==== Extracted entries
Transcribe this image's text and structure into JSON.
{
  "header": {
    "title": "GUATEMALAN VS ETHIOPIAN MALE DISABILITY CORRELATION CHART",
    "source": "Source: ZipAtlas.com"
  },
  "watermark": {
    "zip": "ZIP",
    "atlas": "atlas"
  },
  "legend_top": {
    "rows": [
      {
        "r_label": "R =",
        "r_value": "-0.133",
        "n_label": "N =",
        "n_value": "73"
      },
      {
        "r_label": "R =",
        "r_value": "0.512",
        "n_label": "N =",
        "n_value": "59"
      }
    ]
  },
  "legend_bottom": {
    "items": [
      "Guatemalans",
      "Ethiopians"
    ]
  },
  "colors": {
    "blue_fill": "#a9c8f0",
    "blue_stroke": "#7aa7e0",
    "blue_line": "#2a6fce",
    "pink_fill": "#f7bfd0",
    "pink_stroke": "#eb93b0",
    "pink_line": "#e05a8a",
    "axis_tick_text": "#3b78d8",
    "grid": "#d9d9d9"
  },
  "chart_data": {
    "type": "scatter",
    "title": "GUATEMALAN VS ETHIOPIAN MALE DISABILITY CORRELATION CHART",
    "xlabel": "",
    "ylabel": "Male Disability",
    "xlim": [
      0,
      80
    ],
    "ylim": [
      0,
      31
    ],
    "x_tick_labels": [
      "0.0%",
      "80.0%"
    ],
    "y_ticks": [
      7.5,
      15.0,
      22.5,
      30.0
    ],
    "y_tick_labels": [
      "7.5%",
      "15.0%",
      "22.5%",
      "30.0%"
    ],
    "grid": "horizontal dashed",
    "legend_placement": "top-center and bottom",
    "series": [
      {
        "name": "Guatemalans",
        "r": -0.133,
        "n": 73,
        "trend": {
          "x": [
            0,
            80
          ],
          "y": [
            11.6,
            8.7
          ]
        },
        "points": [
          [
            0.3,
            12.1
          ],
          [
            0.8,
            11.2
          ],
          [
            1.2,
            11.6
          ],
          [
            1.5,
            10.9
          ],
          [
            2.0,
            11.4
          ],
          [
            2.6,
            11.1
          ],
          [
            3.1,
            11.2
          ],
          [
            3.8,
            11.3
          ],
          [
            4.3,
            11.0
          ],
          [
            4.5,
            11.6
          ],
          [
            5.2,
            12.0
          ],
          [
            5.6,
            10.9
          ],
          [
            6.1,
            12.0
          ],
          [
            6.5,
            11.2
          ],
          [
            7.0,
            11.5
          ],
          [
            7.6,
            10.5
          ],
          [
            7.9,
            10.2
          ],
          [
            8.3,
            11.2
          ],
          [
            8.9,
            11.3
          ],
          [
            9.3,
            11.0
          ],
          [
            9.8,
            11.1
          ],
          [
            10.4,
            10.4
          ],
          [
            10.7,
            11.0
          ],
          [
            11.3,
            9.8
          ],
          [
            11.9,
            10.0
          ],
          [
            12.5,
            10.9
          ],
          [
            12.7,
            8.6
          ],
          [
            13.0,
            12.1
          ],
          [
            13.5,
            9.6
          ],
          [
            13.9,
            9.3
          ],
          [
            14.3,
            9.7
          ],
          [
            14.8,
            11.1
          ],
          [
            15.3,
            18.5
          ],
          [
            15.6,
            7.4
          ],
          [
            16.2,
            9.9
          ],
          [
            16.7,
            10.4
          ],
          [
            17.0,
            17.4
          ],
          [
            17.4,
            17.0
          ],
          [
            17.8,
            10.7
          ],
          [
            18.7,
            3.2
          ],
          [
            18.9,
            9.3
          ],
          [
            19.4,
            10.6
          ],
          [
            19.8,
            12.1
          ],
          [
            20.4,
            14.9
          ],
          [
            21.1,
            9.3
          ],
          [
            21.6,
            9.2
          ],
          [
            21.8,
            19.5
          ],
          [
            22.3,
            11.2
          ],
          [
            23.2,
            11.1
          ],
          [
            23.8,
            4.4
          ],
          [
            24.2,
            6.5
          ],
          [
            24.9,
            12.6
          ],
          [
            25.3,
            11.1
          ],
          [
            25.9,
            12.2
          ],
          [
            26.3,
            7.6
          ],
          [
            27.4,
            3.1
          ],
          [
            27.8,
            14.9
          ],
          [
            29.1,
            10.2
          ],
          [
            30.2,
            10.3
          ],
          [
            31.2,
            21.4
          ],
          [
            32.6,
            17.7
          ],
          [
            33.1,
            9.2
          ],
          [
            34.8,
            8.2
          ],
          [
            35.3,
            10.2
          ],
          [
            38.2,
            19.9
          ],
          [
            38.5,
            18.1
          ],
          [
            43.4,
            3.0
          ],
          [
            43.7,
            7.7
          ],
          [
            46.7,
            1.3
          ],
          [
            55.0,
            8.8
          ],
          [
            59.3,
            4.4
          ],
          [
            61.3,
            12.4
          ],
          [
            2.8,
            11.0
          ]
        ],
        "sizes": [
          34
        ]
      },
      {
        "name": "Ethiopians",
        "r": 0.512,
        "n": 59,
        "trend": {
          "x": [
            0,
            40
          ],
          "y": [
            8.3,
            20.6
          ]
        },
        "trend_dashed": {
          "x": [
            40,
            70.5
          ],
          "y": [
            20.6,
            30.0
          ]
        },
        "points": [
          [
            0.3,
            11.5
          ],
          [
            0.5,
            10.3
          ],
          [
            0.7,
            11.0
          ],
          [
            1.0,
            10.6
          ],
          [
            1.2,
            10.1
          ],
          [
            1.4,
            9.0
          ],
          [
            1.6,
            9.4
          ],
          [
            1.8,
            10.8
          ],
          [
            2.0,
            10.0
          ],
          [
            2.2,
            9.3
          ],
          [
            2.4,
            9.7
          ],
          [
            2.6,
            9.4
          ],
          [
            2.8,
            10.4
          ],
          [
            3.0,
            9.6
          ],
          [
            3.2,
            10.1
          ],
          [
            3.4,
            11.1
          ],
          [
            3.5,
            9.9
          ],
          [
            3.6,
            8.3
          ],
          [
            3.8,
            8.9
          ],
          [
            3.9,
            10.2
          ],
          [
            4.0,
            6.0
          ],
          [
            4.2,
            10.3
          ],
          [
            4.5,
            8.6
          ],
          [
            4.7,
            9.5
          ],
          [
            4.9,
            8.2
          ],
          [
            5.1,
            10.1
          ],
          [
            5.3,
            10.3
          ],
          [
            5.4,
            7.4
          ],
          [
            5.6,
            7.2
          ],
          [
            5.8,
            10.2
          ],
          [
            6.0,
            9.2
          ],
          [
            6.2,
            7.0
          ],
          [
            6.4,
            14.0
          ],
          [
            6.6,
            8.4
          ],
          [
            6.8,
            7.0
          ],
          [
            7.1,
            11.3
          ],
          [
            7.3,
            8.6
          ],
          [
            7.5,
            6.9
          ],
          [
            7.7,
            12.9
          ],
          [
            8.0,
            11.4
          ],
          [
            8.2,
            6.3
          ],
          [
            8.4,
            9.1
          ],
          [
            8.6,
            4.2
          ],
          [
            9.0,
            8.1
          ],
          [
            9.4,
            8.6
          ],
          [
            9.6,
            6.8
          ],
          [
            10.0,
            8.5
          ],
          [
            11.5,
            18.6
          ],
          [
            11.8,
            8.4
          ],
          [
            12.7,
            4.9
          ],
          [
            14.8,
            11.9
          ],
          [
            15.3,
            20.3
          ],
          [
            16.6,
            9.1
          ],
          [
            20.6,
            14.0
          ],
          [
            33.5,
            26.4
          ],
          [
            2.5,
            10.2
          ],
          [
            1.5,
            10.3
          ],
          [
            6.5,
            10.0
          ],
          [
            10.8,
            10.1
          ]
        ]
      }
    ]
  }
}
========
Filter the entries down to the lines containing "grid". Copy each of those lines.

    "grid": "#d9d9d9"
    "grid": "horizontal dashed",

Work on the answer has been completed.